PROBLEM TO SOLVE - Can you retype every record below exactly as written?

··· DATA FOR THIS EXERCISE ···

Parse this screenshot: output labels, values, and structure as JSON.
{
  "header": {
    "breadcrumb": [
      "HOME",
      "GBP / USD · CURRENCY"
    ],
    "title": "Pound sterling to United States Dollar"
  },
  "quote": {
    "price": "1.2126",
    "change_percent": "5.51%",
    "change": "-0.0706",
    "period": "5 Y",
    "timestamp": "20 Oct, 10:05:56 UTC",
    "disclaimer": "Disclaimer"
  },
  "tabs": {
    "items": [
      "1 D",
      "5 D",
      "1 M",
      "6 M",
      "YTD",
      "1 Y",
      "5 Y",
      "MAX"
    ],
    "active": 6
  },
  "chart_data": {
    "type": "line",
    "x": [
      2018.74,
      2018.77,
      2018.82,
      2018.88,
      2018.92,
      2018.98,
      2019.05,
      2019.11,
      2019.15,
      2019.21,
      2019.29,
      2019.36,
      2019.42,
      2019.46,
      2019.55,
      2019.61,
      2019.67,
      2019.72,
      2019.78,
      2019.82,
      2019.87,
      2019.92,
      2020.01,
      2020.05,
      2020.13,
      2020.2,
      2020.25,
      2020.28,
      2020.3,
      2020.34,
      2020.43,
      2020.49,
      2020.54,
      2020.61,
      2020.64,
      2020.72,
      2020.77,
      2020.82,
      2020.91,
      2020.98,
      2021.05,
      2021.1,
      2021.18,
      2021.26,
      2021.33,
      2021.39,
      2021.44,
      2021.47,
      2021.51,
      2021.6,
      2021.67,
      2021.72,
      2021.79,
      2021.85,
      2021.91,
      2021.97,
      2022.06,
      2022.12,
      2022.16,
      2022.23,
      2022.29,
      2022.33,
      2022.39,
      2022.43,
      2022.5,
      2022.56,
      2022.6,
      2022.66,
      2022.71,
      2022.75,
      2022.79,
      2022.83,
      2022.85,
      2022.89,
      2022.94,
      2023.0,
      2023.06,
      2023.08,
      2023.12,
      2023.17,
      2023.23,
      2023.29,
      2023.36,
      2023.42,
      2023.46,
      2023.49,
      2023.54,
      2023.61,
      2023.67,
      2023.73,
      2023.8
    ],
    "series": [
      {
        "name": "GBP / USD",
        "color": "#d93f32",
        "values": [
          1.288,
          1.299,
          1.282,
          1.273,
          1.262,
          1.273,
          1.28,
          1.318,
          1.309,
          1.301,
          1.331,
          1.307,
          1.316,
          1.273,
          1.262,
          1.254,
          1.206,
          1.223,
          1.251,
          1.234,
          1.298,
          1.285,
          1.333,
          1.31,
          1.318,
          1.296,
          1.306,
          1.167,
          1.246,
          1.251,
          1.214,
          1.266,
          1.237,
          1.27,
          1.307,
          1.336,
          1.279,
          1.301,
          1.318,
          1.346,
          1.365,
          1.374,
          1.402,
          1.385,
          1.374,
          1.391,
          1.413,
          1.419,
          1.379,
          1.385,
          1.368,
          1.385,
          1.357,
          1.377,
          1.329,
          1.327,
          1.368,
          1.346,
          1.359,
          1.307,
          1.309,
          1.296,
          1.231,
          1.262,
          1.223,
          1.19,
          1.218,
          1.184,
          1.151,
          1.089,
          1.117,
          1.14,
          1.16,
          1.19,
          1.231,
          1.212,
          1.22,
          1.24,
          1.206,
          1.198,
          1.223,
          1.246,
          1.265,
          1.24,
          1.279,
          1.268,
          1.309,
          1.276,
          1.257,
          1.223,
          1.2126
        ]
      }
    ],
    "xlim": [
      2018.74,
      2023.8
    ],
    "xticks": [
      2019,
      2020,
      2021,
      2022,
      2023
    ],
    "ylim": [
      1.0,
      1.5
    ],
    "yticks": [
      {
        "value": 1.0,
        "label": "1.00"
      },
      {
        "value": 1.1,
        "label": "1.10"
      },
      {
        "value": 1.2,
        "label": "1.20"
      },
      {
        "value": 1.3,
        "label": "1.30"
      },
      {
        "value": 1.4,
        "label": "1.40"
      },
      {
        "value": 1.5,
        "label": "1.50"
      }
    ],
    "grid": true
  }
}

···

EXPECTED ANSWER -
Parse this screenshot: output labels, values, and structure as JSON.
{
  "header": {
    "breadcrumb": [
      "HOME",
      "GBP / USD · CURRENCY"
    ],
    "title": "Pound sterling to United States Dollar"
  },
  "quote": {
    "price": "1.2126",
    "change_percent": "5.51%",
    "change": "-0.0706",
    "period": "5 Y",
    "timestamp": "20 Oct, 10:05:56 UTC",
    "disclaimer": "Disclaimer"
  },
  "tabs": {
    "items": [
      "1 D",
      "5 D",
      "1 M",
      "6 M",
      "YTD",
      "1 Y",
      "5 Y",
      "MAX"
    ],
    "active": 6
  },
  "chart_data": {
    "type": "line",
    "x": [
      2018.74,
      2018.77,
      2018.82,
      2018.88,
      2018.92,
      2018.98,
      2019.05,
      2019.11,
      2019.15,
      2019.21,
      2019.29,
      2019.36,
      2019.42,
      2019.46,
      2019.55,
      2019.61,
      2019.67,
      2019.72,
      2019.78,
      2019.82,
      2019.87,
      2019.92,
      2020.01,
      2020.05,
      2020.13,
      2020.2,
      2020.25,
      2020.28,
      2020.3,
      2020.34,
      2020.43,
      2020.49,
      2020.54,
      2020.61,
      2020.64,
      2020.72,
      2020.77,
      2020.82,
      2020.91,
      2020.98,
      2021.05,
      2021.1,
      2021.18,
      2021.26,
      2021.33,
      2021.39,
      2021.44,
      2021.47,
      2021.51,
      2021.6,
      2021.67,
      2021.72,
      2021.79,
      2021.85,
      2021.91,
      2021.97,
      2022.06,
      2022.12,
      2022.16,
      2022.23,
      2022.29,
      2022.33,
      2022.39,
      2022.43,
      2022.5,
      2022.56,
      2022.6,
      2022.66,
      2022.71,
      2022.75,
      2022.79,
      2022.83,
      2022.85,
      2022.89,
      2022.94,
      2023.0,
      2023.06,
      2023.08,
      2023.12,
      2023.17,
      2023.23,
      2023.29,
      2023.36,
      2023.42,
      2023.46,
      2023.49,
      2023.54,
      2023.61,
      2023.67,
      2023.73,
      2023.8
    ],
    "series": [
      {
        "name": "GBP / USD",
        "color": "#d93f32",
        "values": [
          1.288,
          1.299,
          1.282,
          1.273,
          1.262,
          1.273,
          1.28,
          1.318,
          1.309,
          1.301,
          1.331,
          1.307,
          1.316,
          1.273,
          1.262,
          1.254,
          1.206,
          1.223,
          1.251,
          1.234,
          1.298,
          1.285,
          1.333,
          1.31,
          1.318,
          1.296,
          1.306,
          1.167,
          1.246,
          1.251,
          1.214,
          1.266,
          1.237,
          1.27,
          1.307,
          1.336,
          1.279,
          1.301,
          1.318,
          1.346,
          1.365,
          1.374,
          1.402,
          1.385,
          1.374,
          1.391,
          1.413,
          1.419,
          1.379,
          1.385,
          1.368,
          1.385,
          1.357,
          1.377,
          1.329,
          1.327,
          1.368,
          1.346,
          1.359,
          1.307,
          1.309,
          1.296,
          1.231,
          1.262,
          1.223,
          1.19,
          1.218,
          1.184,
          1.151,
          1.089,
          1.117,
          1.14,
          1.16,
          1.19,
          1.231,
          1.212,
          1.22,
          1.24,
          1.206,
          1.198,
          1.223,
          1.246,
          1.265,
          1.24,
          1.279,
          1.268,
          1.309,
          1.276,
          1.257,
          1.223,
          1.2126
        ]
      }
    ],
    "xlim": [
      2018.74,
      2023.8
    ],
    "xticks": [
      2019,
      2020,
      2021,
      2022,
      2023
    ],
    "ylim": [
      1.0,
      1.5
    ],
    "yticks": [
      {
        "value": 1.0,
        "label": "1.00"
      },
      {
        "value": 1.1,
        "label": "1.10"
      },
      {
        "value": 1.2,
        "label": "1.20"
      },
      {
        "value": 1.3,
        "label": "1.30"
      },
      {
        "value": 1.4,
        "label": "1.40"
      },
      {
        "value": 1.5,
        "label": "1.50"
      }
    ],
    "grid": true
  }
}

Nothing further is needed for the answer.